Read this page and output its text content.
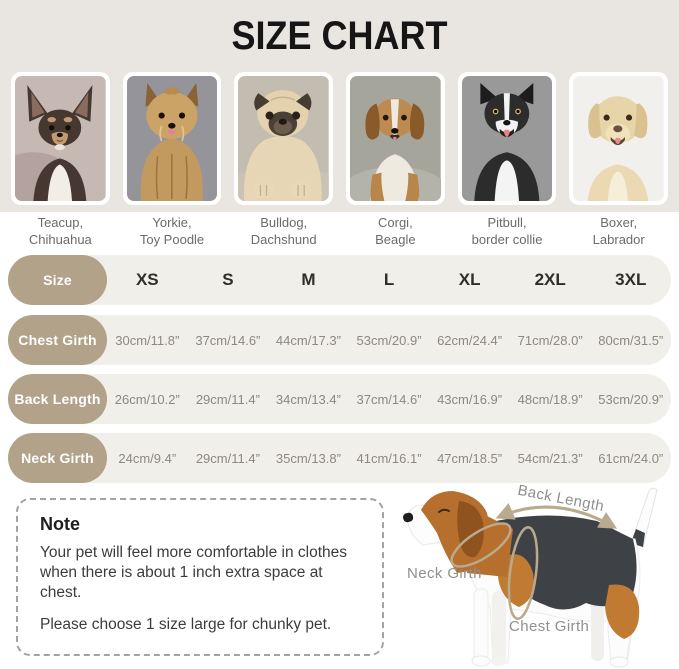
SIZE CHART
Teacup,
Chihuahua
Yorkie,
Toy Poodle
Bulldog,
Dachshund
Corgi,
Beagle
Pitbull,
border collie
Boxer,
Labrador
Size	XS	S	M	L	XL	2XL	3XL
Chest Girth	30cm/11.8”	37cm/14.6”	44cm/17.3”	53cm/20.9”	62cm/24.4”	71cm/28.0”	80cm/31.5”
Back Length	26cm/10.2”	29cm/11.4”	34cm/13.4”	37cm/14.6”	43cm/16.9”	48cm/18.9”	53cm/20.9”
Neck Girth	24cm/9.4”	29cm/11.4”	35cm/13.8”	41cm/16.1”	47cm/18.5”	54cm/21.3”	61cm/24.0”
Note

Your pet will feel more comfortable in clothes when there is about 1 inch extra space at chest.

Please choose 1 size large for chunky pet.

Back Length
Neck Girth
Chest Girth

|---|

• _What you should do_: Above are records with pictures; repeat the records exactly and leave the pictures out.

• _Solution for this task_:
Read this page and output its text content.
SIZE CHART
Teacup,
Chihuahua
Yorkie,
Toy Poodle
Bulldog,
Dachshund
Corgi,
Beagle
Pitbull,
border collie
Boxer,
Labrador
Size	XS	S	M	L	XL	2XL	3XL
Chest Girth	30cm/11.8”	37cm/14.6”	44cm/17.3”	53cm/20.9”	62cm/24.4”	71cm/28.0”	80cm/31.5”
Back Length	26cm/10.2”	29cm/11.4”	34cm/13.4”	37cm/14.6”	43cm/16.9”	48cm/18.9”	53cm/20.9”
Neck Girth	24cm/9.4”	29cm/11.4”	35cm/13.8”	41cm/16.1”	47cm/18.5”	54cm/21.3”	61cm/24.0”
Note

Your pet will feel more comfortable in clothes when there is about 1 inch extra space at chest.

Please choose 1 size large for chunky pet.

Back Length
Neck Girth
Chest Girth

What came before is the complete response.